[Start]

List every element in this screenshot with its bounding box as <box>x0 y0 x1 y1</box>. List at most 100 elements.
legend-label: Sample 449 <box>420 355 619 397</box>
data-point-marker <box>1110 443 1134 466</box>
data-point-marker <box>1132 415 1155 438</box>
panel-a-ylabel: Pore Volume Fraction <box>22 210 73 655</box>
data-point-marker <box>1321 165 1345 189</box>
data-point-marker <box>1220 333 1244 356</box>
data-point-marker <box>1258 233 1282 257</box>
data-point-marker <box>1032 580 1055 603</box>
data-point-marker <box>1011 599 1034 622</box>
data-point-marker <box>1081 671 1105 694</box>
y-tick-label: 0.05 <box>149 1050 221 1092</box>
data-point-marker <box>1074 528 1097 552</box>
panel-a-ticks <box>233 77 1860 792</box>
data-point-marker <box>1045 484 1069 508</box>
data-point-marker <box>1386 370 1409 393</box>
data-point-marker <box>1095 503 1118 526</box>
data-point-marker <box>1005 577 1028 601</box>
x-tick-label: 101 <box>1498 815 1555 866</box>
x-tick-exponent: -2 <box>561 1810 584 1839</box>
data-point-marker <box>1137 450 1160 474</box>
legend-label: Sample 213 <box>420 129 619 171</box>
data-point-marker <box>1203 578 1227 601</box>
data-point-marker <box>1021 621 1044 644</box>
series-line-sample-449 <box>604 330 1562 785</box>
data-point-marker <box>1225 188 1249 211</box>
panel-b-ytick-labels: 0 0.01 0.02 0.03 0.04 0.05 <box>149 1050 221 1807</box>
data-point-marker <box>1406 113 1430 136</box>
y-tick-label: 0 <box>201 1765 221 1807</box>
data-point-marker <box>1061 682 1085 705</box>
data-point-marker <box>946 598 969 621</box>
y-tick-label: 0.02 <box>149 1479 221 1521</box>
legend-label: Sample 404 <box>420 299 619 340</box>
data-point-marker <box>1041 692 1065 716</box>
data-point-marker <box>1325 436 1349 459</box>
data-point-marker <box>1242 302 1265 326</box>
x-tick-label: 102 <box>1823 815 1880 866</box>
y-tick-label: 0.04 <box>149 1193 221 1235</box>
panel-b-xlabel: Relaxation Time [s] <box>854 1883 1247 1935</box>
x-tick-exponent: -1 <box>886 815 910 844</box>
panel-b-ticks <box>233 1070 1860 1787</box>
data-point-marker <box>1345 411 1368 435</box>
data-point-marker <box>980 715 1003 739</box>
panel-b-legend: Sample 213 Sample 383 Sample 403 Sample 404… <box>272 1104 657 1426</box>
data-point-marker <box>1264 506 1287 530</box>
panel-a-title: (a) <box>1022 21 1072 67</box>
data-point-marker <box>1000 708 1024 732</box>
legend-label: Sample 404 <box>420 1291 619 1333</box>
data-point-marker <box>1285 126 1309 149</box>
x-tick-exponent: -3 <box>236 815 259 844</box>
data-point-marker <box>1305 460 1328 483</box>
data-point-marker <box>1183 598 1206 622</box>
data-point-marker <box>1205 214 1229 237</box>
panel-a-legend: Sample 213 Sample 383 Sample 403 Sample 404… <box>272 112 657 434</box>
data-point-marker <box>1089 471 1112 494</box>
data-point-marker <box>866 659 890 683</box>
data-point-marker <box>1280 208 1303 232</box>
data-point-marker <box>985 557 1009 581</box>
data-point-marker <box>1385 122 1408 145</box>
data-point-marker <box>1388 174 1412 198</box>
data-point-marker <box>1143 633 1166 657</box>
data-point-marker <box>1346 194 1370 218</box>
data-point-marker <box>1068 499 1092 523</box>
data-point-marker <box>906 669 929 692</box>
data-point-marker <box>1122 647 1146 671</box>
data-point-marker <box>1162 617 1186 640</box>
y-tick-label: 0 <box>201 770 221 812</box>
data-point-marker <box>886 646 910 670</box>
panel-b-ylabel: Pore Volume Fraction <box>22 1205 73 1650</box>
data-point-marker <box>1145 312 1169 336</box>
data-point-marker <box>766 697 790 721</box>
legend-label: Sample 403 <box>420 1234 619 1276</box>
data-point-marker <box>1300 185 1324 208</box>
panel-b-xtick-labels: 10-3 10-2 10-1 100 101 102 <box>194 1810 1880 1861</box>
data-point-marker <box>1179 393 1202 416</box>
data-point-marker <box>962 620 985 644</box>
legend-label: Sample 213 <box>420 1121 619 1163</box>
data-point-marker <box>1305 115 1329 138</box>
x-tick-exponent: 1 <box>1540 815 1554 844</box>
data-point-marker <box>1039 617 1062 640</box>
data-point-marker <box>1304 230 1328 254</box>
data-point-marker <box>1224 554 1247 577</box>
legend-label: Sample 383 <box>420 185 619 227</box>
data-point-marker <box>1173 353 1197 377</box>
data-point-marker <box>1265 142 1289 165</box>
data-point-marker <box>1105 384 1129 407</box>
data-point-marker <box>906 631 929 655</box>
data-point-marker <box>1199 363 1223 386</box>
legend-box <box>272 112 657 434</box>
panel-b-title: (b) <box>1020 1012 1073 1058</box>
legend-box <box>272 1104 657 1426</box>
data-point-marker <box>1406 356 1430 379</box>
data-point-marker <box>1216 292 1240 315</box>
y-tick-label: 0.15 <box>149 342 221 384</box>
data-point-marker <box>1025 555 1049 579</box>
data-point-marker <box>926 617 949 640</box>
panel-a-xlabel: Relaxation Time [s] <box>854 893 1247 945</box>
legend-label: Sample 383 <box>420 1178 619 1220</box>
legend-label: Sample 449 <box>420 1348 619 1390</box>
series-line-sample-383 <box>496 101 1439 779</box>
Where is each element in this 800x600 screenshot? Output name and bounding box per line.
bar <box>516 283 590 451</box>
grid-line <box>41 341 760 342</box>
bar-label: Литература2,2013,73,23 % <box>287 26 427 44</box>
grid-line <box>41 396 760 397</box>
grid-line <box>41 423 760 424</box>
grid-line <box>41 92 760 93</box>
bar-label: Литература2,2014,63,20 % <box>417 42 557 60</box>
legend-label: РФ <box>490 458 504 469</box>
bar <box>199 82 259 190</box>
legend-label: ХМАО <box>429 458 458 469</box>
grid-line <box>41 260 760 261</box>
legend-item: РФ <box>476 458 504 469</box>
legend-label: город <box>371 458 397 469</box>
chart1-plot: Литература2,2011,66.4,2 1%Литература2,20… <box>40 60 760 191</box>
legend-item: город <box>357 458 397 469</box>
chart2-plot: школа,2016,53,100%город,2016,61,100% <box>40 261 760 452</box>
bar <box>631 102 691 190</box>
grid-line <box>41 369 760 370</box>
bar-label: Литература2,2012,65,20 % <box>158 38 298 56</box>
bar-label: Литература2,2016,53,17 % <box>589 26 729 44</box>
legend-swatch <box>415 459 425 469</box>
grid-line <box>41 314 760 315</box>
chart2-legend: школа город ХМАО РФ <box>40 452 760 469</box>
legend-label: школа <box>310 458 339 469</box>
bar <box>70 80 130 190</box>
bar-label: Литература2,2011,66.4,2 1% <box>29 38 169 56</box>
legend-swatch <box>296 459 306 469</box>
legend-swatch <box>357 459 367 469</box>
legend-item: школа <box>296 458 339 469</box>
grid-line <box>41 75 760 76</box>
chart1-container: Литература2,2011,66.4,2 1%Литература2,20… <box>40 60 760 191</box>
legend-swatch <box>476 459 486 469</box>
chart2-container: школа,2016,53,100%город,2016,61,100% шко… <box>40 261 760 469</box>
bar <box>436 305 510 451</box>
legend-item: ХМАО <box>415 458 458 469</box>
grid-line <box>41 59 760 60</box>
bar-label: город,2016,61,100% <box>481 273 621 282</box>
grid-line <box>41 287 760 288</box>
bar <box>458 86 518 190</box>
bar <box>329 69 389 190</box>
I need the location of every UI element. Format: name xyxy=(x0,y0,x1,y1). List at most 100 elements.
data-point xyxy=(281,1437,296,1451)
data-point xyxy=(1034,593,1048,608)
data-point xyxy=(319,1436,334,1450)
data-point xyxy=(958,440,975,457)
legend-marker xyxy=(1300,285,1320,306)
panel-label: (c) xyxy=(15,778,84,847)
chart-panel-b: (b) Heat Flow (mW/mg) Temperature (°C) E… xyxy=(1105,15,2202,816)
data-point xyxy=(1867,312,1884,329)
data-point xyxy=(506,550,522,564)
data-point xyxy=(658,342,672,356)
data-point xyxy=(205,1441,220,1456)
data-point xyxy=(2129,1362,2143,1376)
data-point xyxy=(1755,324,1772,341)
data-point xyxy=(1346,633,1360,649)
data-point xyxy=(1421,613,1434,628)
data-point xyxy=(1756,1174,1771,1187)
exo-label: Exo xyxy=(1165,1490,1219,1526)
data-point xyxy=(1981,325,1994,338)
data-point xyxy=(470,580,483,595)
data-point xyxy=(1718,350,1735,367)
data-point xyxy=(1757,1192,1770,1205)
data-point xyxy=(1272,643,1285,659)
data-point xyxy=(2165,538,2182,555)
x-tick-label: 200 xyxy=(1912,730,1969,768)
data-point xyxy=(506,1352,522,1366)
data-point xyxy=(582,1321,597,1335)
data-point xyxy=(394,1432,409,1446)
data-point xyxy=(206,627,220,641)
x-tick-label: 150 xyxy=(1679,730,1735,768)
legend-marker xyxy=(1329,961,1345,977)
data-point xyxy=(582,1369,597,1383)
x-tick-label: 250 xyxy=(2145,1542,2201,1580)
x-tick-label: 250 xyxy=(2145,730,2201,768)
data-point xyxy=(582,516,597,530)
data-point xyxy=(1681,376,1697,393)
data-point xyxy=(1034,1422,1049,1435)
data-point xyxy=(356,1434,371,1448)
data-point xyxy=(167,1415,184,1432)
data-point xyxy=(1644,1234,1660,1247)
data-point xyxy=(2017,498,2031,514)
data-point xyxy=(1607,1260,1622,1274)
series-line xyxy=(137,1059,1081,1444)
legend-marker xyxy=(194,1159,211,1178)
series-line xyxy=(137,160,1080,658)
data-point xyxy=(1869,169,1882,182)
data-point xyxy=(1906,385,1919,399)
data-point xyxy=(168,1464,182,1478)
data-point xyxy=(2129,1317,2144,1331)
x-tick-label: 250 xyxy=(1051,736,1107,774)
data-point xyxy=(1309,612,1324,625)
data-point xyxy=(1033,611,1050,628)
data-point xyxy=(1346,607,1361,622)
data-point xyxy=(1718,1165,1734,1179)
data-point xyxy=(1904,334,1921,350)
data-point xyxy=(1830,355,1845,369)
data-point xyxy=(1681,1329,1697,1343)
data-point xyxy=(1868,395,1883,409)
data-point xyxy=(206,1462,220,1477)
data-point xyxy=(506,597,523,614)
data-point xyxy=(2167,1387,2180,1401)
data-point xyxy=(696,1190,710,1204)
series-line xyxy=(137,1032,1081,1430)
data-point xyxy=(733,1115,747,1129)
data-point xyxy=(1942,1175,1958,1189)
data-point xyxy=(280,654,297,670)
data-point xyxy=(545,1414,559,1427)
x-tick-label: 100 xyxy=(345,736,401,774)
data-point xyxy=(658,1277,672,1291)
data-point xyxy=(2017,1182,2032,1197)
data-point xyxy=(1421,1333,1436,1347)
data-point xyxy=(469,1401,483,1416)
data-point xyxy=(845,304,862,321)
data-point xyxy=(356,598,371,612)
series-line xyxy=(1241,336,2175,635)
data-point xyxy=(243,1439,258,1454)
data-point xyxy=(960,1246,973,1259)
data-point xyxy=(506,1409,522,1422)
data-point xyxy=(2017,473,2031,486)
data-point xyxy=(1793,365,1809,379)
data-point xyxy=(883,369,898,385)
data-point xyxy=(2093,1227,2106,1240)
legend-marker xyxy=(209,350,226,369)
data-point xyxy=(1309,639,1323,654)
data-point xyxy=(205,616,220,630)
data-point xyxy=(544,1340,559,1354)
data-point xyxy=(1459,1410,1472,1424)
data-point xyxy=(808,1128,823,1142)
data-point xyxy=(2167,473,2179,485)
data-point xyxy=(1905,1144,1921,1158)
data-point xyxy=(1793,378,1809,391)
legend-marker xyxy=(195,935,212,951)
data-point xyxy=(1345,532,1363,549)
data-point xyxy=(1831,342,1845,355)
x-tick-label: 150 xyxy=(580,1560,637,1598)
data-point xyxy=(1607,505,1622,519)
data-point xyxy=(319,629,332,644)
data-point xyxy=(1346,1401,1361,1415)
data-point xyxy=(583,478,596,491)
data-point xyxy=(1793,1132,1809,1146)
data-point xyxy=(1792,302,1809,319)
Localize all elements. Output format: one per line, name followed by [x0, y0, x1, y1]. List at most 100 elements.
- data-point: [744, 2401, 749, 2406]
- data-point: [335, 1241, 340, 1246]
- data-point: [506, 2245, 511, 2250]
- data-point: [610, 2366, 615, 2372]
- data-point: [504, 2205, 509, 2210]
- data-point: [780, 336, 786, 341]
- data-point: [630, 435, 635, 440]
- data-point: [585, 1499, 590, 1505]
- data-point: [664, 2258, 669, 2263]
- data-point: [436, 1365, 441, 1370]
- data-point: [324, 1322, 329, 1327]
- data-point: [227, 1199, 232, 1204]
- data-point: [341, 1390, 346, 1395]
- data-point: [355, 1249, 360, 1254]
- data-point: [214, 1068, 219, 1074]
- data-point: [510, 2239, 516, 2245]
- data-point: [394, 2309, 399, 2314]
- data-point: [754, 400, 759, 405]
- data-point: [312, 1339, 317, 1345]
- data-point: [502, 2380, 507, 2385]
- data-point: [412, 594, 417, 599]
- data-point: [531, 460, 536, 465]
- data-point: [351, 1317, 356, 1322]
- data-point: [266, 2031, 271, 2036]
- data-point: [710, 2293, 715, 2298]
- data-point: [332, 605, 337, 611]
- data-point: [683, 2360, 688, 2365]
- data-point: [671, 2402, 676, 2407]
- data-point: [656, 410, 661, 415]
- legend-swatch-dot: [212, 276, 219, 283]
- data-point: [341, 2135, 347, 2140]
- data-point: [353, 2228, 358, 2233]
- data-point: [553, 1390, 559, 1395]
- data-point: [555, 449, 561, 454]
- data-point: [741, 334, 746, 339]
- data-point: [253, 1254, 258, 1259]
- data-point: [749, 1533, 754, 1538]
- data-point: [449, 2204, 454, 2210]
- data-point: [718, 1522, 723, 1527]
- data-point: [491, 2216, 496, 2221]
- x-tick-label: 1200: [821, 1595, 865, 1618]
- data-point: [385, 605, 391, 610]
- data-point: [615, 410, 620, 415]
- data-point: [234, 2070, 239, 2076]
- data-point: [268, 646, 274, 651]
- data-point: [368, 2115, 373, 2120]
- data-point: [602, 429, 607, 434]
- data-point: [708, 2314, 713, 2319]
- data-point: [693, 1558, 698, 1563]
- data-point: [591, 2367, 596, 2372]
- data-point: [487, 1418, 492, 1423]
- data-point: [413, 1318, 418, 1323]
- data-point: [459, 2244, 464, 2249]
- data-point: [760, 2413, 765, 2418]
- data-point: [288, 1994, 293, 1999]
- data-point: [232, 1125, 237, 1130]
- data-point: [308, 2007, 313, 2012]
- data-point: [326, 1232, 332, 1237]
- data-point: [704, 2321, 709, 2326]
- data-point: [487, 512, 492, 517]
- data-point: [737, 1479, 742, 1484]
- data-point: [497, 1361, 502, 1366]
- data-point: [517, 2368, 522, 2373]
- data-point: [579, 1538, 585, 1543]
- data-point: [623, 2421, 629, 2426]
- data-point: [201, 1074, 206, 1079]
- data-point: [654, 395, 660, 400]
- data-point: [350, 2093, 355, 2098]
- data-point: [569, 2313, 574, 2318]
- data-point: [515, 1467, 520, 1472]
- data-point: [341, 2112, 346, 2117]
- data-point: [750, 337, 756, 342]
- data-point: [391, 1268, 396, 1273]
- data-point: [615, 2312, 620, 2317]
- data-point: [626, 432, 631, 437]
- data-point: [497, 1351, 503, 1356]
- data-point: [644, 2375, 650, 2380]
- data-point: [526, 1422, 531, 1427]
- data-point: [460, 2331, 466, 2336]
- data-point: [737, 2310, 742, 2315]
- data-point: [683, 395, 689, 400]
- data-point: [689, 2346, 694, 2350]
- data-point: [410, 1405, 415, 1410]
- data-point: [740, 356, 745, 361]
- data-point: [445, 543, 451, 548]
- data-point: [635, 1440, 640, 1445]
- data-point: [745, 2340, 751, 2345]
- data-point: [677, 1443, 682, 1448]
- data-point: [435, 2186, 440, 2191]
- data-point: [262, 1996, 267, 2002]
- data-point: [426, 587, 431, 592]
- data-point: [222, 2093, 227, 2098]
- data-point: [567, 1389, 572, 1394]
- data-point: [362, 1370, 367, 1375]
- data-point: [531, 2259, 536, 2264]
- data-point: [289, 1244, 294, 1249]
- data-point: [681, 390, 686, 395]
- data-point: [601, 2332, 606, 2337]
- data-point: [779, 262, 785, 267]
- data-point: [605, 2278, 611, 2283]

[End]

Aim
Select and copy each line of the records above that contains the string "container". Matching is case-sensitive.

Correct output
chart1-container: Литература2,2011,66.4,2 1%Литература2,20… <box>40 60 760 191</box>
chart2-container: школа,2016,53,100%город,2016,61,100% шко… <box>40 261 760 469</box>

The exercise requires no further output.